Start

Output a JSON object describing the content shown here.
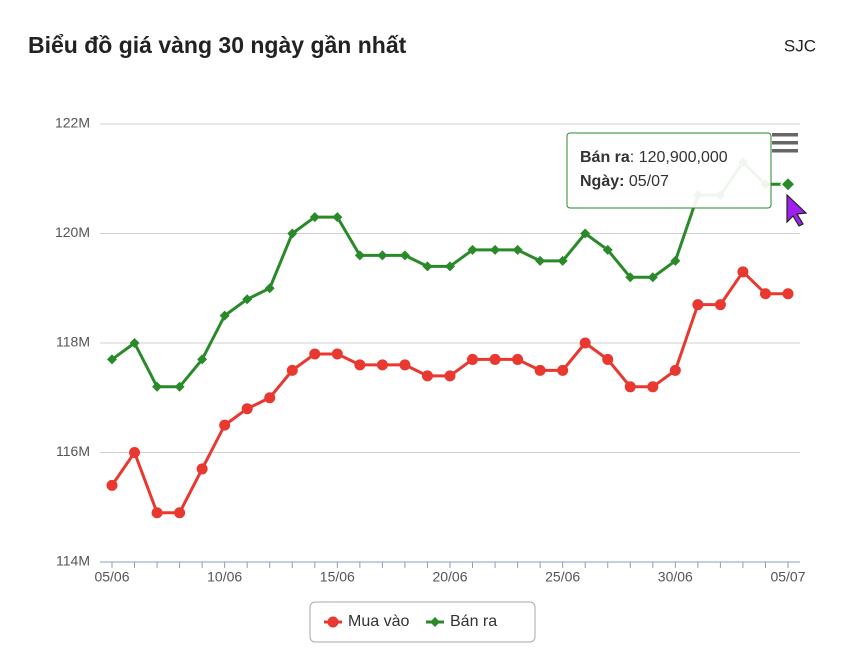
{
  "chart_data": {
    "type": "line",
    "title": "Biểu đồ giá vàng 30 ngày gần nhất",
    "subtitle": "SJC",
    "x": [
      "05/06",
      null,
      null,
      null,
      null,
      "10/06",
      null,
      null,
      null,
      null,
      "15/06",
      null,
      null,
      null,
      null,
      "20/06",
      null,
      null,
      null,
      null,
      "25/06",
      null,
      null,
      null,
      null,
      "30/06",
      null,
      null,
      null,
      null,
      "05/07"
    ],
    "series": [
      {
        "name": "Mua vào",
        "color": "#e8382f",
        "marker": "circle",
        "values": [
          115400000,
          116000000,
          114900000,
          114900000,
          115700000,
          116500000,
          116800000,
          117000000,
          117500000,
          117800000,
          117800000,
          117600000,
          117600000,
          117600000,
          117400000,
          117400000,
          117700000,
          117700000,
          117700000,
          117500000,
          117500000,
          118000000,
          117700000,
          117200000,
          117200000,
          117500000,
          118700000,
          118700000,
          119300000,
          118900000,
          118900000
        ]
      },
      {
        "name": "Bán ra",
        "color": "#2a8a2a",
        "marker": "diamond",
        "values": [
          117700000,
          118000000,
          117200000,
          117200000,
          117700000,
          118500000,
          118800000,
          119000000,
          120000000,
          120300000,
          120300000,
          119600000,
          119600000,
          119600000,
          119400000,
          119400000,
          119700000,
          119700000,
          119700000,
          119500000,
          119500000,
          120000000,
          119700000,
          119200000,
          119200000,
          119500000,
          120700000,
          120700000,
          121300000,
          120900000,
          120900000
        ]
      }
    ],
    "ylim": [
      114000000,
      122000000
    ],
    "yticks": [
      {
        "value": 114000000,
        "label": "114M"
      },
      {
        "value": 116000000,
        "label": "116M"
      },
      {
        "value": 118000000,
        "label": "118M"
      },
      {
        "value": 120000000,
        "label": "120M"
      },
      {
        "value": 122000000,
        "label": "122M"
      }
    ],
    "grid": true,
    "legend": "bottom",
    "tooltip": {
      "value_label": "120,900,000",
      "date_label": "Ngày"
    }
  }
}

End

[What the exercise asks] Transcribe the material as is, with images omitted.

[Solved exercise]
Output a JSON object describing the content shown here.
{
  "chart_data": {
    "type": "line",
    "title": "Biểu đồ giá vàng 30 ngày gần nhất",
    "subtitle": "SJC",
    "x": [
      "05/06",
      null,
      null,
      null,
      null,
      "10/06",
      null,
      null,
      null,
      null,
      "15/06",
      null,
      null,
      null,
      null,
      "20/06",
      null,
      null,
      null,
      null,
      "25/06",
      null,
      null,
      null,
      null,
      "30/06",
      null,
      null,
      null,
      null,
      "05/07"
    ],
    "series": [
      {
        "name": "Mua vào",
        "color": "#e8382f",
        "marker": "circle",
        "values": [
          115400000,
          116000000,
          114900000,
          114900000,
          115700000,
          116500000,
          116800000,
          117000000,
          117500000,
          117800000,
          117800000,
          117600000,
          117600000,
          117600000,
          117400000,
          117400000,
          117700000,
          117700000,
          117700000,
          117500000,
          117500000,
          118000000,
          117700000,
          117200000,
          117200000,
          117500000,
          118700000,
          118700000,
          119300000,
          118900000,
          118900000
        ]
      },
      {
        "name": "Bán ra",
        "color": "#2a8a2a",
        "marker": "diamond",
        "values": [
          117700000,
          118000000,
          117200000,
          117200000,
          117700000,
          118500000,
          118800000,
          119000000,
          120000000,
          120300000,
          120300000,
          119600000,
          119600000,
          119600000,
          119400000,
          119400000,
          119700000,
          119700000,
          119700000,
          119500000,
          119500000,
          120000000,
          119700000,
          119200000,
          119200000,
          119500000,
          120700000,
          120700000,
          121300000,
          120900000,
          120900000
        ]
      }
    ],
    "ylim": [
      114000000,
      122000000
    ],
    "yticks": [
      {
        "value": 114000000,
        "label": "114M"
      },
      {
        "value": 116000000,
        "label": "116M"
      },
      {
        "value": 118000000,
        "label": "118M"
      },
      {
        "value": 120000000,
        "label": "120M"
      },
      {
        "value": 122000000,
        "label": "122M"
      }
    ],
    "grid": true,
    "legend": "bottom",
    "tooltip": {
      "value_label": "120,900,000",
      "date_label": "Ngày"
    }
  }
}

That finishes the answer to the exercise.